— start of Passage provided —
Lot Essay
“And when she sat down at the piano, it was drop-dead great. Oh, my God – everything sounded like a hit!”
Production engineer Brooks Arthur
Legendary singer-songwriter Carole King wrote the music that defined life for the generation that came of age in the early 1970s. Beginning as a songwriter in the famed 1650 Broadway hit factory, King had her first #1 song at age 17 (Will You [Still] Love Me Tomorrow), co-written with then-husband Gerry Goffin). As the 1960s became the 1970s, King grew and changed in step with the seismic shift in popular culture, and both her music and her life reflected the new way of being that had swept in with the new decade. She divorced and moved to Los Angeles, buying a house in the bohemian musical enclave, Laurel Canyon. She let her hair grow and fall into its natural curls, she swapped her sweater sets for loose tunics and she began writing and performing her own music.
Carole King’s 1971 solo album Tapestry became one of the best-selling albums of all time, and it was followed by 8 successful albums before 1980. In total, she has recorded more than 30 albums, up through the 2017 Tapestry: Live In Hyde Park. Carole King’s total record sales are estimated to be over 75 million; she wrote or co-wrote 118 hits on the Billboard Hot 100 between 1961 and 1999. And Carole’s music didn’t just resonate with her own generation. Among many examples of her enduring appeal are covers and performances by artists of today like Amy Winehouse, Adele, Mary J. Blige, and Lady Gaga.
CAROLE KING AND THE PIANO
Carole King’s instrument was always the piano. There was a piano in her childhood home in Brooklyn, which Carole loved to play from a very early age. When she was 3 or 4 her parents realized she had perfect pitch, and her mother began to teach her to read music and proper timing. Having skipped grades Carole started at Queens College early, and was soon writing songs for Dimension Records with her young husband, Gerry Goffin. Their hits included Chains (later one of the few covers the Beatles recorded), Locomotion, and – for Aretha Franklin – [You Make Me Feel Like] a Natural Woman. Carole had an inborn talent for synthesizing the sounds of blues, gospel and country into crossover hits, and she could envision the orchestration of each song in her head. As production engineer Brooks Arthur noted, “…she always had a grand vision in her head of a song; she didn’t have to use words; within the piano playing she was spelling the arrangements out.”
Charlie Thomas, one of the Drifters, the group that recorded Carole and Gerry’s Up On The Roof, said, “She used to pound down…..she played the piano, and it was amazing the songs she’d give us.”
— end of Passage provided —
### [Task brief]
Decide whether each statement agrees with the essay on Carole King, answering yes or no and quoting the words that settle it: (a) King had her first #1 song at age 17. (b) Tapestry was released in 1975. (c) King's father taught her to read music.
— start of Records supplied —
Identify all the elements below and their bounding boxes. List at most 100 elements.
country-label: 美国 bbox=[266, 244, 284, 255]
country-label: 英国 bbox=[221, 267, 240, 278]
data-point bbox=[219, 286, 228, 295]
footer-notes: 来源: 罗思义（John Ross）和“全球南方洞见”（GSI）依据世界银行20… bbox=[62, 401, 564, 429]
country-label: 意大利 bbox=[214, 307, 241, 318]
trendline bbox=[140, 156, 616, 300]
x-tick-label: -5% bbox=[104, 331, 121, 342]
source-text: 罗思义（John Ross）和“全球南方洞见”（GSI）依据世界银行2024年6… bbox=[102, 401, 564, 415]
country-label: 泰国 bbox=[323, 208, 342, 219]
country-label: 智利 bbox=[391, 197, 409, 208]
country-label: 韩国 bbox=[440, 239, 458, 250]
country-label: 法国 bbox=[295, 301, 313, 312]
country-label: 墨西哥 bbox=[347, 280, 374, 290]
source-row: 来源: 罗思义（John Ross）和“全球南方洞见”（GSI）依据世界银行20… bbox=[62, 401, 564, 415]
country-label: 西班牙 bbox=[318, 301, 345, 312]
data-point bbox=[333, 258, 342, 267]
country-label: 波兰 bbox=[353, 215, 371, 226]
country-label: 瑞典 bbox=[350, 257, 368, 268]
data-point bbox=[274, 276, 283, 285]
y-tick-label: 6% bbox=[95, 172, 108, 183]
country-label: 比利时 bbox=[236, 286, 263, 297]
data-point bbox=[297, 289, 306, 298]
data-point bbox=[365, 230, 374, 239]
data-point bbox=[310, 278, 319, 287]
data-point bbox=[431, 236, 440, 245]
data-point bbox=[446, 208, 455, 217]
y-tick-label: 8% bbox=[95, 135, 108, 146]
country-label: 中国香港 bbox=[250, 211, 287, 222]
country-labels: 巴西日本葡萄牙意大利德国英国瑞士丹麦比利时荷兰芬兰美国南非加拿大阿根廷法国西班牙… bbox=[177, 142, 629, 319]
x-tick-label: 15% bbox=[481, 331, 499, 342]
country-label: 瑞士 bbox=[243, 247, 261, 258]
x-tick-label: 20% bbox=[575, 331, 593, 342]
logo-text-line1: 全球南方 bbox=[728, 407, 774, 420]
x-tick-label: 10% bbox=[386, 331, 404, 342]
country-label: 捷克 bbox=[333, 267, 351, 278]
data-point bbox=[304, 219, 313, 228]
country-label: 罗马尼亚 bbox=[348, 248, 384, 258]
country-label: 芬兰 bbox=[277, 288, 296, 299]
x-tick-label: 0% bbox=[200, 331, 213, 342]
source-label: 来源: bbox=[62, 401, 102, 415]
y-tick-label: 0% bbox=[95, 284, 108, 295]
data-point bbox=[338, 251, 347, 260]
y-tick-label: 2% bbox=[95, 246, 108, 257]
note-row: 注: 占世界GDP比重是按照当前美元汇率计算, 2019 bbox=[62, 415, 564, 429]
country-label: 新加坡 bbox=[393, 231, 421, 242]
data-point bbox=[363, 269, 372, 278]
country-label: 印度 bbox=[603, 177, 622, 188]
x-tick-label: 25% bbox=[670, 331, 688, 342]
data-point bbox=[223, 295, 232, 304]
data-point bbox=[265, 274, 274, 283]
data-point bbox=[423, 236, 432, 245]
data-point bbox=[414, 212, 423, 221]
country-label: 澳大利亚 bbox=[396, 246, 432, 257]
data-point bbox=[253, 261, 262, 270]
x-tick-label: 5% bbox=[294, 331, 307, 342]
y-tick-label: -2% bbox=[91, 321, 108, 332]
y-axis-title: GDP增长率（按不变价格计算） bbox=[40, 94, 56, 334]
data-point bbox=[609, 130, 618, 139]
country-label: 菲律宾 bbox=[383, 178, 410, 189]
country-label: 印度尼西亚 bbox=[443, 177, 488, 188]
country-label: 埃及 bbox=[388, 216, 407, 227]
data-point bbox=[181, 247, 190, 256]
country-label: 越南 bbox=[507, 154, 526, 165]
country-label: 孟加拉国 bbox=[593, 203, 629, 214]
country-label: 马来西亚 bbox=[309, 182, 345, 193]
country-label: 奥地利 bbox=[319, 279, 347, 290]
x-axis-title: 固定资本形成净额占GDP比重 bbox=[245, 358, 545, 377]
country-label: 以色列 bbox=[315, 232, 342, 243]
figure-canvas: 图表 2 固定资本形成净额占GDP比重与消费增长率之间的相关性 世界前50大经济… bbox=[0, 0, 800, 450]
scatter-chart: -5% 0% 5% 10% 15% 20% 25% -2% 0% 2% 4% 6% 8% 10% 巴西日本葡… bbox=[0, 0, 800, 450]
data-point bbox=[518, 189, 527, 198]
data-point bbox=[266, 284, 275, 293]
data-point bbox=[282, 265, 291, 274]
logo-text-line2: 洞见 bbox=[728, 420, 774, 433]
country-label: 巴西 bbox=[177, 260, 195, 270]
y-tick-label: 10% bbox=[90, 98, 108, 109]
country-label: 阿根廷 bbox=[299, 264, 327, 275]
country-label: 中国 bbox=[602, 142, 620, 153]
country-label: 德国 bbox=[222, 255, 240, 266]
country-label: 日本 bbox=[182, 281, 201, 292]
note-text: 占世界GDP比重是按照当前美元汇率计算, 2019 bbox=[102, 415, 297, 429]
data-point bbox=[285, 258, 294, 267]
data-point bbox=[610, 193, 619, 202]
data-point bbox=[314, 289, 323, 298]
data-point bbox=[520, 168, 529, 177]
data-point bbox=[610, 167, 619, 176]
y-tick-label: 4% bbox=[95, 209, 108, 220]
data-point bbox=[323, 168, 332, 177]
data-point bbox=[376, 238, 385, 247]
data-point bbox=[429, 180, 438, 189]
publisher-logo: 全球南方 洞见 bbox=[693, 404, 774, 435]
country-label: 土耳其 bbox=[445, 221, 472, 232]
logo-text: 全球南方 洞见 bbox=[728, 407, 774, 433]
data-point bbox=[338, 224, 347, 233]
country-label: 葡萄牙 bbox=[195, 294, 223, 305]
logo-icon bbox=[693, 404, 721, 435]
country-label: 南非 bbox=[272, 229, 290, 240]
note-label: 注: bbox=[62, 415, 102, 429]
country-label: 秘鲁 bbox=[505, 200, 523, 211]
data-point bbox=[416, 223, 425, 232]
— end of Records supplied —
### [Task result]
(a) Yes: "King had her first #1 song at age 17"
(b) No: "Carole King’s 1971 solo album Tapestry"
(c) No: "her mother began to teach her to read music and proper timing"